++++ DATA LISTING
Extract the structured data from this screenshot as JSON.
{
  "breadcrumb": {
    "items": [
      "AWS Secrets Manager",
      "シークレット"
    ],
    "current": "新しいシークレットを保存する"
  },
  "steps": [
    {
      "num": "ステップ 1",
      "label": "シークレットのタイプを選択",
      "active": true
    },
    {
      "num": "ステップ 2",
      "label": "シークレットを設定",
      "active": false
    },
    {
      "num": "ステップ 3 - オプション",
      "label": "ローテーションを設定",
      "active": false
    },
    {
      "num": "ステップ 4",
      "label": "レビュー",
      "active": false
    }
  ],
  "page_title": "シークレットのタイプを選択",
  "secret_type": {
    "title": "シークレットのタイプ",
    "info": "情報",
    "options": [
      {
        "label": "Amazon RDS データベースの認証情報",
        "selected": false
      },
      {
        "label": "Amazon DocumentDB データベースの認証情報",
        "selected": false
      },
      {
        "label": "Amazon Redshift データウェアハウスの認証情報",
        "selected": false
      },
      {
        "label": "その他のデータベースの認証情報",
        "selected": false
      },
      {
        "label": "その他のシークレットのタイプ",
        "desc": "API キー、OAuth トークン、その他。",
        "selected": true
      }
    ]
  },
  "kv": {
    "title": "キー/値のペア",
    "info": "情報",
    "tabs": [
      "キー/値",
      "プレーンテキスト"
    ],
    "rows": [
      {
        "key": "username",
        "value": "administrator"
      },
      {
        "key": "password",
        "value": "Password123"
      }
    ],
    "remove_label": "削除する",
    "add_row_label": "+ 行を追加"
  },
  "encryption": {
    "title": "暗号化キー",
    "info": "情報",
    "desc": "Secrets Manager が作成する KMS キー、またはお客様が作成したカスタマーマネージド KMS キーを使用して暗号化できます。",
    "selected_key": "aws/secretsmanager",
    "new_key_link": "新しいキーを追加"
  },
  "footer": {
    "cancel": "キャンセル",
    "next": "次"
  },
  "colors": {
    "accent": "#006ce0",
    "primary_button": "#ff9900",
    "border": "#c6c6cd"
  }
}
++++++++
◆ **INSTRUCTIONS FOR THE TASK**
Extract all of the data shown above without alteration.

◆ **WORKED SOLUTION**
Extract the structured data from this screenshot as JSON.
{
  "breadcrumb": {
    "items": [
      "AWS Secrets Manager",
      "シークレット"
    ],
    "current": "新しいシークレットを保存する"
  },
  "steps": [
    {
      "num": "ステップ 1",
      "label": "シークレットのタイプを選択",
      "active": true
    },
    {
      "num": "ステップ 2",
      "label": "シークレットを設定",
      "active": false
    },
    {
      "num": "ステップ 3 - オプション",
      "label": "ローテーションを設定",
      "active": false
    },
    {
      "num": "ステップ 4",
      "label": "レビュー",
      "active": false
    }
  ],
  "page_title": "シークレットのタイプを選択",
  "secret_type": {
    "title": "シークレットのタイプ",
    "info": "情報",
    "options": [
      {
        "label": "Amazon RDS データベースの認証情報",
        "selected": false
      },
      {
        "label": "Amazon DocumentDB データベースの認証情報",
        "selected": false
      },
      {
        "label": "Amazon Redshift データウェアハウスの認証情報",
        "selected": false
      },
      {
        "label": "その他のデータベースの認証情報",
        "selected": false
      },
      {
        "label": "その他のシークレットのタイプ",
        "desc": "API キー、OAuth トークン、その他。",
        "selected": true
      }
    ]
  },
  "kv": {
    "title": "キー/値のペア",
    "info": "情報",
    "tabs": [
      "キー/値",
      "プレーンテキスト"
    ],
    "rows": [
      {
        "key": "username",
        "value": "administrator"
      },
      {
        "key": "password",
        "value": "Password123"
      }
    ],
    "remove_label": "削除する",
    "add_row_label": "+ 行を追加"
  },
  "encryption": {
    "title": "暗号化キー",
    "info": "情報",
    "desc": "Secrets Manager が作成する KMS キー、またはお客様が作成したカスタマーマネージド KMS キーを使用して暗号化できます。",
    "selected_key": "aws/secretsmanager",
    "new_key_link": "新しいキーを追加"
  },
  "footer": {
    "cancel": "キャンセル",
    "next": "次"
  },
  "colors": {
    "accent": "#006ce0",
    "primary_button": "#ff9900",
    "border": "#c6c6cd"
  }
}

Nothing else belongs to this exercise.